WHAT YOU WILL DO
1. In the ethics reform article, how long would lawmakers have to wait after leaving office before becoming lobbyists under the ballot measure?
2. Turn the paragraph of the ethics reform article beginning "It would enact strict campaign contribution restrictions" into a short bulleted list that keeps its main facts.
3. Continue the ethics reform article from its final sentence, in the same reporting style.

SOURCE EXCERPT
= = = = =

Some think the 2015 legislative session could be different, with several longtime opponents of ethics reform out of office and legislative leaders voicing support for tackling the issue.
But advocates aren’t taking any chances. Two years before the next statewide election, an ethics reform ballot measure has already been filed with the secretary of state’s office — an insurance policy of sorts in case the issue once again languishes in the statehouse.
“The legislature and governor can put a package together to take their best shot,” said Brad Ketcher, a veteran Democratic strategist who helped craft the ethics initiative petition. “If there are folks of goodwill in the legislature ready to take this on, more power to them. We can press the legislature, and if they fail, we have a year to collect signatures.”
The ballot measure would go much further than anything the Republican supermajorities in the legislature would probably be able to pass.
It would enact strict campaign contribution restrictions on legislators, but not on statewide candidates. It would ban any lobbyist gift of more than $5. Lawmakers would have to wait two years after leaving office before becoming a lobbyist, and staff members would be barred from working as political consultants.
It also stipulates that all legislative records are subject to the state’s open-records laws.
“We need to modernize our ethics laws in this state,” Ketcher said.
Rep. Noel Torpey, an Independence Republican, is leading the charge on the issue for his party in the Missouri House. He said he has spoken with GOP leaders and believes they are on board with some level of ethics reform legislation.
“There is really no reason for us not to get some ethics reform done,” he said.
He hopes to file multiple bills pertaining to various pieces of the state’s campaign and ethics laws. His focus, he said, will be on improving transparency in the system and avoiding areas of disagreement that have sunk previous efforts.
“In the past we’ve gone for a catch-all bill that tries to cover everything,” he said. “A poison pill gets in there and ultimately kills the whole thing. I really want to avoid that this year.”
The most poisonous pill of all, Torpey said, would be campaign contribution limits.
“If a bill includes contribution limits, it’s dead,” he said. “That’s just a fact. And we have to be mindful of that if we want to get anything done.”

= = = = =

MATERIAL SHOWN

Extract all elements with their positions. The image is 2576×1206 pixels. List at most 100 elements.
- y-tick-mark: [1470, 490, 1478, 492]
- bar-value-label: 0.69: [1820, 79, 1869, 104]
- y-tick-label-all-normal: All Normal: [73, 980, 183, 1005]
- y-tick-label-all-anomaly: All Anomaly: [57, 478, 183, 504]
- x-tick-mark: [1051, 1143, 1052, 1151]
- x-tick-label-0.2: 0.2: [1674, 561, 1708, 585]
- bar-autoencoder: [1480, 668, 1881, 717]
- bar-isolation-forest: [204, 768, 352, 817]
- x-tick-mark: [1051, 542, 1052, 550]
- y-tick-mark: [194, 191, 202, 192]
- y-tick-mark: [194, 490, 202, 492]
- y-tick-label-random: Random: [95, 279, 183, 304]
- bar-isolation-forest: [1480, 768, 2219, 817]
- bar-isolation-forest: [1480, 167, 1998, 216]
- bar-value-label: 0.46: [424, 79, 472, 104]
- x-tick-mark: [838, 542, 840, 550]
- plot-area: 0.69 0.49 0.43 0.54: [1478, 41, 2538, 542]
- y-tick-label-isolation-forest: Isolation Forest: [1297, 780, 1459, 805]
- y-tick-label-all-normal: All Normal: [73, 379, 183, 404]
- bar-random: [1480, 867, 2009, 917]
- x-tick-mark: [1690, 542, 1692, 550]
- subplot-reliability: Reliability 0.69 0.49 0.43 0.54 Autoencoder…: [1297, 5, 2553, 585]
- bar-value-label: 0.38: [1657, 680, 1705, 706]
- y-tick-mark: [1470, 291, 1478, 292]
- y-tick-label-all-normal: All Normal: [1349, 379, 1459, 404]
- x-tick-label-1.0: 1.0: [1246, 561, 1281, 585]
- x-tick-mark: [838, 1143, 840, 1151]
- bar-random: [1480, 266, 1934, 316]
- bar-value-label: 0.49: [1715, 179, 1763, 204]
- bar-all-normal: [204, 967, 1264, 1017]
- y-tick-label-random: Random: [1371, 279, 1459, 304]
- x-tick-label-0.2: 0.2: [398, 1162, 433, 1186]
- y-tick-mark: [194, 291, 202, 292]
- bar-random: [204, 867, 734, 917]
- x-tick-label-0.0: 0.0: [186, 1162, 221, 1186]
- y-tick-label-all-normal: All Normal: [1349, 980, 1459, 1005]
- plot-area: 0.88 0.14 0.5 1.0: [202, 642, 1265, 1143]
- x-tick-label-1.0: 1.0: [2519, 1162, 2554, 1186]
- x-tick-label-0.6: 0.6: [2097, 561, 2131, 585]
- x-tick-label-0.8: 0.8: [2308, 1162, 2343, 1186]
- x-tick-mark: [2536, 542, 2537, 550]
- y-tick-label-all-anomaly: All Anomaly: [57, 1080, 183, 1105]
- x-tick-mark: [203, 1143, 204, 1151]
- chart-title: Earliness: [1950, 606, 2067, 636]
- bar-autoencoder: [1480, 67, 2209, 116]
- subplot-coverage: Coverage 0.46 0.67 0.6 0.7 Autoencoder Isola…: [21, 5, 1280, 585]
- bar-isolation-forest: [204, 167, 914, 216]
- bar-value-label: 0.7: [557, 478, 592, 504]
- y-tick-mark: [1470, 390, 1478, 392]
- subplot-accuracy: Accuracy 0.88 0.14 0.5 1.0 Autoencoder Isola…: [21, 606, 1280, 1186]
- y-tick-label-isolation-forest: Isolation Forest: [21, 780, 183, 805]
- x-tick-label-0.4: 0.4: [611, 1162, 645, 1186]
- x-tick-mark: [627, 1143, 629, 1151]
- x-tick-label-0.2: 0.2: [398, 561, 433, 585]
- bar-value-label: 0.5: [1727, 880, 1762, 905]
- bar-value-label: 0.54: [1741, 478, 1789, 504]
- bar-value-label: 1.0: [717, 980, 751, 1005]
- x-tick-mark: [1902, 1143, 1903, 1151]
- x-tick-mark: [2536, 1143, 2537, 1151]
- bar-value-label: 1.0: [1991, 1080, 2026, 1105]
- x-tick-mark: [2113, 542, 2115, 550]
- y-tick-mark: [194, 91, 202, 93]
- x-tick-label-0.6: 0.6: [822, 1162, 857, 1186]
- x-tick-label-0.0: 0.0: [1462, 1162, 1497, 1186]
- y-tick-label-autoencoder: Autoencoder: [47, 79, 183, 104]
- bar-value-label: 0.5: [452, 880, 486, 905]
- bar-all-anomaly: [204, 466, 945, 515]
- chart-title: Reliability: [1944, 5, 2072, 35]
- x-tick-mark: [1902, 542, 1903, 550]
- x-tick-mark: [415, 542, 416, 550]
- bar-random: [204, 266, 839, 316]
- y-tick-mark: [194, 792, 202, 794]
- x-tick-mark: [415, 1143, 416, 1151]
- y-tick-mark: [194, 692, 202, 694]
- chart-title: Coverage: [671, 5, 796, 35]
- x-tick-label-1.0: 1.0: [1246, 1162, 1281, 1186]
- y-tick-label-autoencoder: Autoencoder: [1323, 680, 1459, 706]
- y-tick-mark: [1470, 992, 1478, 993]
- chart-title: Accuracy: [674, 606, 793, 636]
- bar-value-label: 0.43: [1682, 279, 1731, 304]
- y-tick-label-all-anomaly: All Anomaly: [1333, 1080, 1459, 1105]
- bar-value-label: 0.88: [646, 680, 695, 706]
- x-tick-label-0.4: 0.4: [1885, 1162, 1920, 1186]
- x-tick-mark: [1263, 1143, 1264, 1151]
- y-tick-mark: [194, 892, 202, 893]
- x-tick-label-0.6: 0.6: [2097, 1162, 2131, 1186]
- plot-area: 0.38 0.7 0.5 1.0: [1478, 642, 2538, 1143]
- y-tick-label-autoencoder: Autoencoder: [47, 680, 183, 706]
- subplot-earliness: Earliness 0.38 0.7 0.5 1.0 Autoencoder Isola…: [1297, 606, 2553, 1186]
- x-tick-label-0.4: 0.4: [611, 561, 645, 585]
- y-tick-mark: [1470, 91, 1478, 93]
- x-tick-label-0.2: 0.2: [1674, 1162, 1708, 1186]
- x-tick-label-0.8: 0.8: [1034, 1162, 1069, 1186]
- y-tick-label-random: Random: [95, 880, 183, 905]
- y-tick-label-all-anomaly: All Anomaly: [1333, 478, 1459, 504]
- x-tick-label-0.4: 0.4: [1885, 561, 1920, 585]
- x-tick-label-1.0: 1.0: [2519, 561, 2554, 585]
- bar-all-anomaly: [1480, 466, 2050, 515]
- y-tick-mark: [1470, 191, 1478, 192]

= = = = =

ANSWERS TO THE EXERCISES
1. Two years.

2.
- Strict campaign contribution restrictions on legislators, but not on statewide candidates
- A ban on any lobbyist gift of more than $5
- A two-year wait before former lawmakers can become lobbyists
- A bar on staff members working as political consultants

3.
Senate Majority Leader Ron Richard, a Joplin Republican, told The Joplin Globe that he is looking at pushing a bill that would curb lobbyist gifts and implement a cooling-off period for lawmakers-turned-lobbyists.
It would not include campaign contribution limits, he said, and would not cap lobbyist gifts.
Democrats have long complained that any bill that doesn’t include campaign contribution limits can’t be considered true reform. The fear, they say, is that Republicans will pass a weaker bill and declare the issue resolved and all momentum on the issue will die.
The initiative petition, Ketcher said, could serve as motivation for lawmakers to craft a stronger bill.
“There’s plenty of history where the fear of a ballot measure pushed lawmakers to take action when they otherwise wouldn’t,” he said.
This year, for example, a Democratic-backed plan creating a six-week early voting period never collected enough signatures to make it onto the ballot, but it inspired a legislative response by Republicans. They crafted their own proposal limiting early voting to just six days.
Voters overwhelmingly rejected that measure earlier this month.
Back in 1994, lawmakers passed campaign contribution limits to get out ahead of a much more restrictive initiative petition.
Those contribution limits were repealed by lawmakers in 2008.
Torpey knows ethics legislation is going to be an uphill battle. But the public believes the system is broken, he said, and it’s up to lawmakers to fix it.
“We have to instill more faith in the system,” he said. “A ticket to a ballgame isn’t going to buy a vote. But the general public may think it does. Maybe that negative perception is enough reason to get us to do something like a cap.”